- Exercise aim -
Starting at the beginning of the entries and ending with the line that contains "1568, 985, 1595]", rewrite these lines with "legend-label" replaced by "legend-text" and everything else left unchanged.
** BEGIN Records for the exercise **
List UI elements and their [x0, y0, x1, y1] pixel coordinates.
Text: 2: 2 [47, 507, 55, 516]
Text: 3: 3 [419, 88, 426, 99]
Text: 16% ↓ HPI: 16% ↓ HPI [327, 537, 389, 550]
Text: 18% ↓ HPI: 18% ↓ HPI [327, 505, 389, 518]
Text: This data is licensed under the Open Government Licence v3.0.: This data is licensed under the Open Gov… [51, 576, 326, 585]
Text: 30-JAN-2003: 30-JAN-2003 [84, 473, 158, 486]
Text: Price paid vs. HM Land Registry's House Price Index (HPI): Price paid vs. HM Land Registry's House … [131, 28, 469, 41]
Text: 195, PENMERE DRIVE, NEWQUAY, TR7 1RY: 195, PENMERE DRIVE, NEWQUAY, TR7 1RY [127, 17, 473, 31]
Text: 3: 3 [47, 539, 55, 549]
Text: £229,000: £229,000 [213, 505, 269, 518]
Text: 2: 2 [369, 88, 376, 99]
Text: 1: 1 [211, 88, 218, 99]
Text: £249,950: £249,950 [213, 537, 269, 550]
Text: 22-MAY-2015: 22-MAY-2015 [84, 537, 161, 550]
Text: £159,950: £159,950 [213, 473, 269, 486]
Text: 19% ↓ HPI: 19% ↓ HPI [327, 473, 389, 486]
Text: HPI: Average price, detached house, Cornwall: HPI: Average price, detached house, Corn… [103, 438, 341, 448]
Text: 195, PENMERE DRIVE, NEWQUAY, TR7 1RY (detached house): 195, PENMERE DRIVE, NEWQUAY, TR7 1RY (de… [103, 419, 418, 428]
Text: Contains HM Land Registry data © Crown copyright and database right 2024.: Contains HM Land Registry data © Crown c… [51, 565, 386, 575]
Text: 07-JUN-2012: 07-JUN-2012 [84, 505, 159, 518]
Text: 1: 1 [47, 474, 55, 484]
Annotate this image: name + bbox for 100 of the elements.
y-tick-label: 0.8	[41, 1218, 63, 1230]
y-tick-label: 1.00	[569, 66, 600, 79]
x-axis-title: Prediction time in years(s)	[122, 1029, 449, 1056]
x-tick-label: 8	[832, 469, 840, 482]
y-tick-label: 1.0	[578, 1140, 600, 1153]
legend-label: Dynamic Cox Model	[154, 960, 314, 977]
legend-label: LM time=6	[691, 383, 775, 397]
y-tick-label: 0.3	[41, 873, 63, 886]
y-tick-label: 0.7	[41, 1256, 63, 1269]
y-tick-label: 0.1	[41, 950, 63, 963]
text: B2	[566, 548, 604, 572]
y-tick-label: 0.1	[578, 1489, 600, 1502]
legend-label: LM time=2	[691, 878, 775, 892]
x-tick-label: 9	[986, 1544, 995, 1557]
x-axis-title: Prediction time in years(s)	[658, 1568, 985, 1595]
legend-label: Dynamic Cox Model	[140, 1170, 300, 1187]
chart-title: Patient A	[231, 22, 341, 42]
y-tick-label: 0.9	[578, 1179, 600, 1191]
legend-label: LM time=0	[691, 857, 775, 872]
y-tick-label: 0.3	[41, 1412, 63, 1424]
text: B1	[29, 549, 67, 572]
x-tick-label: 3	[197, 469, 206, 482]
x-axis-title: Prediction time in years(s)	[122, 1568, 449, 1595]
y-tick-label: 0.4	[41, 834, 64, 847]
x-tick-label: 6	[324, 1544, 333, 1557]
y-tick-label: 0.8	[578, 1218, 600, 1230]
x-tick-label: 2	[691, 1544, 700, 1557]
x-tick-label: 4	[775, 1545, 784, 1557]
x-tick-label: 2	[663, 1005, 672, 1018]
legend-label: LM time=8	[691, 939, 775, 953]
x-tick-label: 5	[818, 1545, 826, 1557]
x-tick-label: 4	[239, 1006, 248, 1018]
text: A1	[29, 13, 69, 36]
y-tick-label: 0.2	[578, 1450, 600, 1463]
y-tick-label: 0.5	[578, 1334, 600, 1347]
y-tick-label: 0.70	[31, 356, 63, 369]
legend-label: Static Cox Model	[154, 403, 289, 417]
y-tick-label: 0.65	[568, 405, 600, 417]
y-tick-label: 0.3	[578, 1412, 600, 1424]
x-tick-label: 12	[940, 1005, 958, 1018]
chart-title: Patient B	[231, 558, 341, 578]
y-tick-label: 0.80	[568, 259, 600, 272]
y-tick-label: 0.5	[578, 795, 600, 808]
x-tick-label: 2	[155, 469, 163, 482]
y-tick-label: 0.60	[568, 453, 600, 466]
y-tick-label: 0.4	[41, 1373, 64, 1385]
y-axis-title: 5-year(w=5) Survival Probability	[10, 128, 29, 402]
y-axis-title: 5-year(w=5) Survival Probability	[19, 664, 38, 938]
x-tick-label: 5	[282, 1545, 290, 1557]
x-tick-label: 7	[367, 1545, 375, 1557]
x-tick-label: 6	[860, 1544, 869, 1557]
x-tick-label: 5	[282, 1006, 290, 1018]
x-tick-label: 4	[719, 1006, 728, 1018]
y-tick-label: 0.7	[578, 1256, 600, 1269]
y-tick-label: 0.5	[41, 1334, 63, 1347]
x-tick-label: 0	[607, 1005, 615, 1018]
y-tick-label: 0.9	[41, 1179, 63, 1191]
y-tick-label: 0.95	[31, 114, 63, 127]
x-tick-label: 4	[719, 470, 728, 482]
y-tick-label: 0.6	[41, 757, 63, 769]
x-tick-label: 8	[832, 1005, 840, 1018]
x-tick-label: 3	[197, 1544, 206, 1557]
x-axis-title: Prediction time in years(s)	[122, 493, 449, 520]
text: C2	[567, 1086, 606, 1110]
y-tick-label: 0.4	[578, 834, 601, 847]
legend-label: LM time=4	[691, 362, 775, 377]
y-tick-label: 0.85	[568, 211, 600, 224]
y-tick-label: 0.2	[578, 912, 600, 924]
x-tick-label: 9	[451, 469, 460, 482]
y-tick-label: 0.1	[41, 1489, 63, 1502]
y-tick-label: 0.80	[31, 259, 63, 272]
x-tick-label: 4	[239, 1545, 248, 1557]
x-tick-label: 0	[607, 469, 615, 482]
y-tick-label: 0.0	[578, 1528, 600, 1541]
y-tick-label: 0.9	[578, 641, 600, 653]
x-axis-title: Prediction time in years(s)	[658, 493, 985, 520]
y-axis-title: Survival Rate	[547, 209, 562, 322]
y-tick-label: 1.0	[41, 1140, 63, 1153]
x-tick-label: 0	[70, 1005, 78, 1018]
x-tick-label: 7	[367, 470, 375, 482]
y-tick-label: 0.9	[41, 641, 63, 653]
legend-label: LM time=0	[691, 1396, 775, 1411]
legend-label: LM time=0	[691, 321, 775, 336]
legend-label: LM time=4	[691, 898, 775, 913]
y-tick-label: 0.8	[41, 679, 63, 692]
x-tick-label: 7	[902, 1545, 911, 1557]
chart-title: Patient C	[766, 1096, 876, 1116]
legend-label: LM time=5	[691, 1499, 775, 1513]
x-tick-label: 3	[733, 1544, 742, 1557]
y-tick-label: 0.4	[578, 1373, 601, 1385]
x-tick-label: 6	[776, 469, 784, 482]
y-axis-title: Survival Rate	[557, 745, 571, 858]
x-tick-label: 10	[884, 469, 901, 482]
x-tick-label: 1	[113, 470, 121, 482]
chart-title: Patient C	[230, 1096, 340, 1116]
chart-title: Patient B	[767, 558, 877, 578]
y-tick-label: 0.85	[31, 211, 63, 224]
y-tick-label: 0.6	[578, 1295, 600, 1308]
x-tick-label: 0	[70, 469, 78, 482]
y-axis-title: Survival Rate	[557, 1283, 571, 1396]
** END Records for the exercise **
- Task solution -
List UI elements and their [x0, y0, x1, y1] pixel coordinates.
Text: 2: 2 [47, 507, 55, 516]
Text: 3: 3 [419, 88, 426, 99]
Text: 16% ↓ HPI: 16% ↓ HPI [327, 537, 389, 550]
Text: 18% ↓ HPI: 18% ↓ HPI [327, 505, 389, 518]
Text: This data is licensed under the Open Government Licence v3.0.: This data is licensed under the Open Gov… [51, 576, 326, 585]
Text: 30-JAN-2003: 30-JAN-2003 [84, 473, 158, 486]
Text: Price paid vs. HM Land Registry's House Price Index (HPI): Price paid vs. HM Land Registry's House … [131, 28, 469, 41]
Text: 195, PENMERE DRIVE, NEWQUAY, TR7 1RY: 195, PENMERE DRIVE, NEWQUAY, TR7 1RY [127, 17, 473, 31]
Text: 3: 3 [47, 539, 55, 549]
Text: £229,000: £229,000 [213, 505, 269, 518]
Text: 2: 2 [369, 88, 376, 99]
Text: 1: 1 [211, 88, 218, 99]
Text: £249,950: £249,950 [213, 537, 269, 550]
Text: 22-MAY-2015: 22-MAY-2015 [84, 537, 161, 550]
Text: £159,950: £159,950 [213, 473, 269, 486]
Text: 19% ↓ HPI: 19% ↓ HPI [327, 473, 389, 486]
Text: HPI: Average price, detached house, Cornwall: HPI: Average price, detached house, Corn… [103, 438, 341, 448]
Text: 195, PENMERE DRIVE, NEWQUAY, TR7 1RY (detached house): 195, PENMERE DRIVE, NEWQUAY, TR7 1RY (de… [103, 419, 418, 428]
Text: Contains HM Land Registry data © Crown copyright and database right 2024.: Contains HM Land Registry data © Crown c… [51, 565, 386, 575]
Text: 07-JUN-2012: 07-JUN-2012 [84, 505, 159, 518]
Text: 1: 1 [47, 474, 55, 484]
Annotate this image: name + bbox for 100 of the elements.
y-tick-label: 0.8	[41, 1218, 63, 1230]
y-tick-label: 1.00	[569, 66, 600, 79]
x-axis-title: Prediction time in years(s)	[122, 1029, 449, 1056]
x-tick-label: 8	[832, 469, 840, 482]
y-tick-label: 1.0	[578, 1140, 600, 1153]
legend-text: Dynamic Cox Model	[154, 960, 314, 977]
legend-text: LM time=6	[691, 383, 775, 397]
y-tick-label: 0.3	[41, 873, 63, 886]
y-tick-label: 0.7	[41, 1256, 63, 1269]
y-tick-label: 0.1	[41, 950, 63, 963]
text: B2	[566, 548, 604, 572]
y-tick-label: 0.1	[578, 1489, 600, 1502]
legend-text: LM time=2	[691, 878, 775, 892]
x-tick-label: 9	[986, 1544, 995, 1557]
x-axis-title: Prediction time in years(s)	[658, 1568, 985, 1595]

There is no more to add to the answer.